WRITTEN EXERCISE: Every entry needs to be printed exactly, please.

○ ○ ○ ○ ○

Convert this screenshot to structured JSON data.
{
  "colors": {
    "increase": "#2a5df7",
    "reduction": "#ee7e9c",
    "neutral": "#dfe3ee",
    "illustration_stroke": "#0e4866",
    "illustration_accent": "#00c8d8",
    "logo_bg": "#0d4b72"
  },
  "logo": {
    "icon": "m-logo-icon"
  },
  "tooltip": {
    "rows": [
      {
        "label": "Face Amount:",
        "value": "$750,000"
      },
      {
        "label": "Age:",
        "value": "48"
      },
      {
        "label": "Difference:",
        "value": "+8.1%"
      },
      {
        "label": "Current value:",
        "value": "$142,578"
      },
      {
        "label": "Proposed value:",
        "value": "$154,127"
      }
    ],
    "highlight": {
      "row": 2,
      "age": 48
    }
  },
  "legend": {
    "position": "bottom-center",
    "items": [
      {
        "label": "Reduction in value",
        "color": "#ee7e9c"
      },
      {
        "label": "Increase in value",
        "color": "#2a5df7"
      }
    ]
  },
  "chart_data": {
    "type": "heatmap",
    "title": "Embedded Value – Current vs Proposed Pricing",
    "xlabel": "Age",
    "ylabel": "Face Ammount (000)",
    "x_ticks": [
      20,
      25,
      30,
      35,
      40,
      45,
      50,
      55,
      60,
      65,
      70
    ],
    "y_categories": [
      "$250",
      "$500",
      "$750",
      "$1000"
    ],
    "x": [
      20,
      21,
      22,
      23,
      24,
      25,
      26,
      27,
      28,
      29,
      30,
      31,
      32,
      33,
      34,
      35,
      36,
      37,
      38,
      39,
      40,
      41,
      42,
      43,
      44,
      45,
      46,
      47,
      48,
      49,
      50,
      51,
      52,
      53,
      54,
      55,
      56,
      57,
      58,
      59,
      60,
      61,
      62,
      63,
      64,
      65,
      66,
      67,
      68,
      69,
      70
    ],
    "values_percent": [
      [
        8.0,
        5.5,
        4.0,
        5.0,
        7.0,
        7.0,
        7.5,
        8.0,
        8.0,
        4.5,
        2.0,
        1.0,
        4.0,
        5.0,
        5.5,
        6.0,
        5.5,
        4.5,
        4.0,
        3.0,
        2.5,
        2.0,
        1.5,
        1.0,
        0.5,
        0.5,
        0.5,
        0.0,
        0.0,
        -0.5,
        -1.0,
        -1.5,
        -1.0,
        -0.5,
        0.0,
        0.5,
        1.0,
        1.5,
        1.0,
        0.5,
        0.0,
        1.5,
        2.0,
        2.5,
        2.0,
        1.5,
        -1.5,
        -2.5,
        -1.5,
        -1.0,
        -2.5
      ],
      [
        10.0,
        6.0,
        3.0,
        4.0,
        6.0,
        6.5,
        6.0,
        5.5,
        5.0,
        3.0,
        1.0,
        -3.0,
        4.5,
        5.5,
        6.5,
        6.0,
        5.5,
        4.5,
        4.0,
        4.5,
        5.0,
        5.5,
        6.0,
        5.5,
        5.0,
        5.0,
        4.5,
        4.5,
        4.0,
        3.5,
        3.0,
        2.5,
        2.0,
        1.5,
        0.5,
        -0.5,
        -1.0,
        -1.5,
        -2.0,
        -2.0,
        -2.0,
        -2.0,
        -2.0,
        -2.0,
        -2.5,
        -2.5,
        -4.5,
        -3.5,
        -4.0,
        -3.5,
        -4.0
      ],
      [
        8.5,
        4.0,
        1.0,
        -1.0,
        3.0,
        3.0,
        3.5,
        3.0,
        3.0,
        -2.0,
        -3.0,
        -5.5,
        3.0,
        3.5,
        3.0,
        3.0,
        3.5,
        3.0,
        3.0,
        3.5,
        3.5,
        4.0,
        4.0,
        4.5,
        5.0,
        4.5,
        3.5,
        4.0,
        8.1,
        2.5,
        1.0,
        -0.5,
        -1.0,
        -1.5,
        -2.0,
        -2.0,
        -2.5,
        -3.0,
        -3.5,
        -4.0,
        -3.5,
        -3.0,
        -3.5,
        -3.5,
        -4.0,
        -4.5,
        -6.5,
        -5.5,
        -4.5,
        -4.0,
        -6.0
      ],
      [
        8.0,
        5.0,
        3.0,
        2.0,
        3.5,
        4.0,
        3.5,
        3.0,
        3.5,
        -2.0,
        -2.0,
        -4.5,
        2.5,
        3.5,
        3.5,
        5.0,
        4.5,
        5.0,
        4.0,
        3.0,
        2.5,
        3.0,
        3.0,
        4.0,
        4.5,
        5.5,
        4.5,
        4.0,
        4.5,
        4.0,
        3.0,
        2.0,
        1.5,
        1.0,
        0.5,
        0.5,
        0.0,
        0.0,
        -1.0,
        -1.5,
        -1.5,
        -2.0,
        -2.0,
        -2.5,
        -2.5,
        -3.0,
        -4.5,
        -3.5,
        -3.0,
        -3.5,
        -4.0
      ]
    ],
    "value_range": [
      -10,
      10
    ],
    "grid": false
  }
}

○ ○ ○ ○ ○

ANSWER TO THIS TASK:
Convert this screenshot to structured JSON data.
{
  "colors": {
    "increase": "#2a5df7",
    "reduction": "#ee7e9c",
    "neutral": "#dfe3ee",
    "illustration_stroke": "#0e4866",
    "illustration_accent": "#00c8d8",
    "logo_bg": "#0d4b72"
  },
  "logo": {
    "icon": "m-logo-icon"
  },
  "tooltip": {
    "rows": [
      {
        "label": "Face Amount:",
        "value": "$750,000"
      },
      {
        "label": "Age:",
        "value": "48"
      },
      {
        "label": "Difference:",
        "value": "+8.1%"
      },
      {
        "label": "Current value:",
        "value": "$142,578"
      },
      {
        "label": "Proposed value:",
        "value": "$154,127"
      }
    ],
    "highlight": {
      "row": 2,
      "age": 48
    }
  },
  "legend": {
    "position": "bottom-center",
    "items": [
      {
        "label": "Reduction in value",
        "color": "#ee7e9c"
      },
      {
        "label": "Increase in value",
        "color": "#2a5df7"
      }
    ]
  },
  "chart_data": {
    "type": "heatmap",
    "title": "Embedded Value – Current vs Proposed Pricing",
    "xlabel": "Age",
    "ylabel": "Face Ammount (000)",
    "x_ticks": [
      20,
      25,
      30,
      35,
      40,
      45,
      50,
      55,
      60,
      65,
      70
    ],
    "y_categories": [
      "$250",
      "$500",
      "$750",
      "$1000"
    ],
    "x": [
      20,
      21,
      22,
      23,
      24,
      25,
      26,
      27,
      28,
      29,
      30,
      31,
      32,
      33,
      34,
      35,
      36,
      37,
      38,
      39,
      40,
      41,
      42,
      43,
      44,
      45,
      46,
      47,
      48,
      49,
      50,
      51,
      52,
      53,
      54,
      55,
      56,
      57,
      58,
      59,
      60,
      61,
      62,
      63,
      64,
      65,
      66,
      67,
      68,
      69,
      70
    ],
    "values_percent": [
      [
        8.0,
        5.5,
        4.0,
        5.0,
        7.0,
        7.0,
        7.5,
        8.0,
        8.0,
        4.5,
        2.0,
        1.0,
        4.0,
        5.0,
        5.5,
        6.0,
        5.5,
        4.5,
        4.0,
        3.0,
        2.5,
        2.0,
        1.5,
        1.0,
        0.5,
        0.5,
        0.5,
        0.0,
        0.0,
        -0.5,
        -1.0,
        -1.5,
        -1.0,
        -0.5,
        0.0,
        0.5,
        1.0,
        1.5,
        1.0,
        0.5,
        0.0,
        1.5,
        2.0,
        2.5,
        2.0,
        1.5,
        -1.5,
        -2.5,
        -1.5,
        -1.0,
        -2.5
      ],
      [
        10.0,
        6.0,
        3.0,
        4.0,
        6.0,
        6.5,
        6.0,
        5.5,
        5.0,
        3.0,
        1.0,
        -3.0,
        4.5,
        5.5,
        6.5,
        6.0,
        5.5,
        4.5,
        4.0,
        4.5,
        5.0,
        5.5,
        6.0,
        5.5,
        5.0,
        5.0,
        4.5,
        4.5,
        4.0,
        3.5,
        3.0,
        2.5,
        2.0,
        1.5,
        0.5,
        -0.5,
        -1.0,
        -1.5,
        -2.0,
        -2.0,
        -2.0,
        -2.0,
        -2.0,
        -2.0,
        -2.5,
        -2.5,
        -4.5,
        -3.5,
        -4.0,
        -3.5,
        -4.0
      ],
      [
        8.5,
        4.0,
        1.0,
        -1.0,
        3.0,
        3.0,
        3.5,
        3.0,
        3.0,
        -2.0,
        -3.0,
        -5.5,
        3.0,
        3.5,
        3.0,
        3.0,
        3.5,
        3.0,
        3.0,
        3.5,
        3.5,
        4.0,
        4.0,
        4.5,
        5.0,
        4.5,
        3.5,
        4.0,
        8.1,
        2.5,
        1.0,
        -0.5,
        -1.0,
        -1.5,
        -2.0,
        -2.0,
        -2.5,
        -3.0,
        -3.5,
        -4.0,
        -3.5,
        -3.0,
        -3.5,
        -3.5,
        -4.0,
        -4.5,
        -6.5,
        -5.5,
        -4.5,
        -4.0,
        -6.0
      ],
      [
        8.0,
        5.0,
        3.0,
        2.0,
        3.5,
        4.0,
        3.5,
        3.0,
        3.5,
        -2.0,
        -2.0,
        -4.5,
        2.5,
        3.5,
        3.5,
        5.0,
        4.5,
        5.0,
        4.0,
        3.0,
        2.5,
        3.0,
        3.0,
        4.0,
        4.5,
        5.5,
        4.5,
        4.0,
        4.5,
        4.0,
        3.0,
        2.0,
        1.5,
        1.0,
        0.5,
        0.5,
        0.0,
        0.0,
        -1.0,
        -1.5,
        -1.5,
        -2.0,
        -2.0,
        -2.5,
        -2.5,
        -3.0,
        -4.5,
        -3.5,
        -3.0,
        -3.5,
        -4.0
      ]
    ],
    "value_range": [
      -10,
      10
    ],
    "grid": false
  }
}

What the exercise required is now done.